***** Supplied material

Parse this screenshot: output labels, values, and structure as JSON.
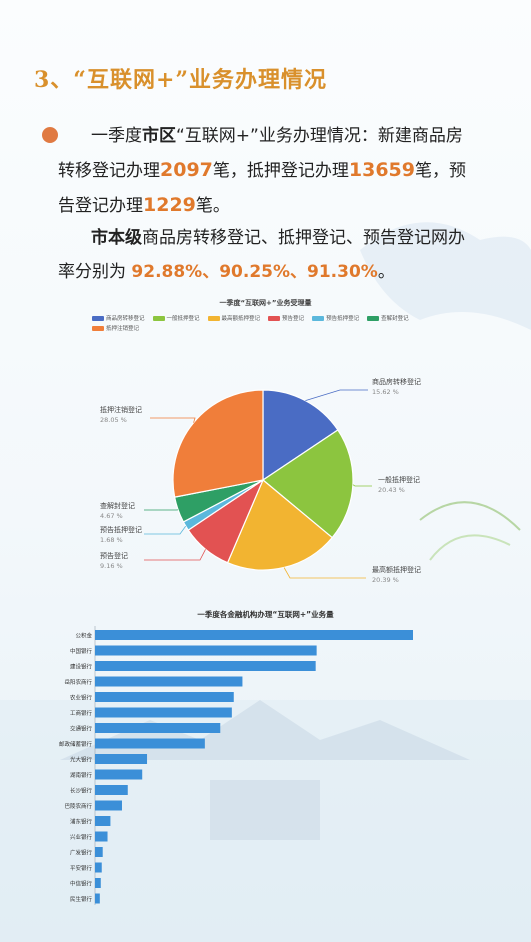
{
  "heading": "3、“互联网+”业务办理情况",
  "para1": {
    "pre": "一季度",
    "region": "市区",
    "mid1": "“互联网+”业务办理情况：新建商品房转移登记办理",
    "n1": "2097",
    "mid2": "笔，抵押登记办理",
    "n2": "13659",
    "mid3": "笔，预告登记办理",
    "n3": "1229",
    "end": "笔。"
  },
  "para2": {
    "bold": "市本级",
    "text": "商品房转移登记、抵押登记、预告登记网办率分别为 ",
    "rates": "92.88%、90.25%、91.30%",
    "end": "。"
  },
  "colors": {
    "accent": "#e0792c",
    "heading": "#d9902c",
    "bar": "#3b8fd8"
  },
  "pie_title": "一季度“互联网+”业务受理量",
  "bar_title": "一季度各金融机构办理“互联网+”业务量",
  "chart_data": [
    {
      "type": "pie",
      "title": "一季度“互联网+”业务受理量",
      "legend_position": "top",
      "legend": [
        "商品房转移登记",
        "一般抵押登记",
        "最高额抵押登记",
        "预告登记",
        "预告抵押登记",
        "查解封登记",
        "抵押注销登记"
      ],
      "slices": [
        {
          "label": "商品房转移登记",
          "value": 15.62,
          "display": "15.62 %",
          "color": "#4a6cc4"
        },
        {
          "label": "一般抵押登记",
          "value": 20.43,
          "display": "20.43 %",
          "color": "#8cc53f"
        },
        {
          "label": "最高额抵押登记",
          "value": 20.39,
          "display": "20.39 %",
          "color": "#f2b431"
        },
        {
          "label": "预告登记",
          "value": 9.16,
          "display": "9.16 %",
          "color": "#e25252"
        },
        {
          "label": "预告抵押登记",
          "value": 1.68,
          "display": "1.68 %",
          "color": "#5bb8dc"
        },
        {
          "label": "查解封登记",
          "value": 4.67,
          "display": "4.67 %",
          "color": "#2e9f65"
        },
        {
          "label": "抵押注销登记",
          "value": 28.05,
          "display": "28.05 %",
          "color": "#f07e3a"
        }
      ]
    },
    {
      "type": "bar",
      "orientation": "horizontal",
      "title": "一季度各金融机构办理“互联网+”业务量",
      "categories": [
        "公积金",
        "中国银行",
        "建设银行",
        "岳阳农商行",
        "农业银行",
        "工商银行",
        "交通银行",
        "邮政储蓄银行",
        "光大银行",
        "湖南银行",
        "长沙银行",
        "巴陵农商行",
        "浦东银行",
        "兴业银行",
        "广发银行",
        "平安银行",
        "中信银行",
        "民生银行"
      ],
      "values": [
        3300,
        2300,
        2290,
        1530,
        1440,
        1420,
        1300,
        1140,
        540,
        490,
        340,
        280,
        160,
        130,
        80,
        70,
        60,
        50
      ]
    }
  ]
}
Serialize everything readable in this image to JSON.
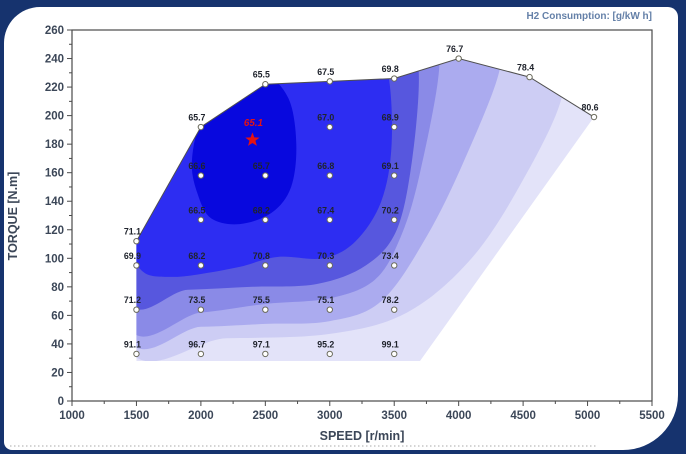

**********

[Description of the task]:
Gather each line from the entries above that includes the word "一季度各金融机构办理".

[Problem solution]:
  "bar_title": "一季度各金融机构办理“互联网+”业务量",
      "title": "一季度各金融机构办理“互联网+”业务量",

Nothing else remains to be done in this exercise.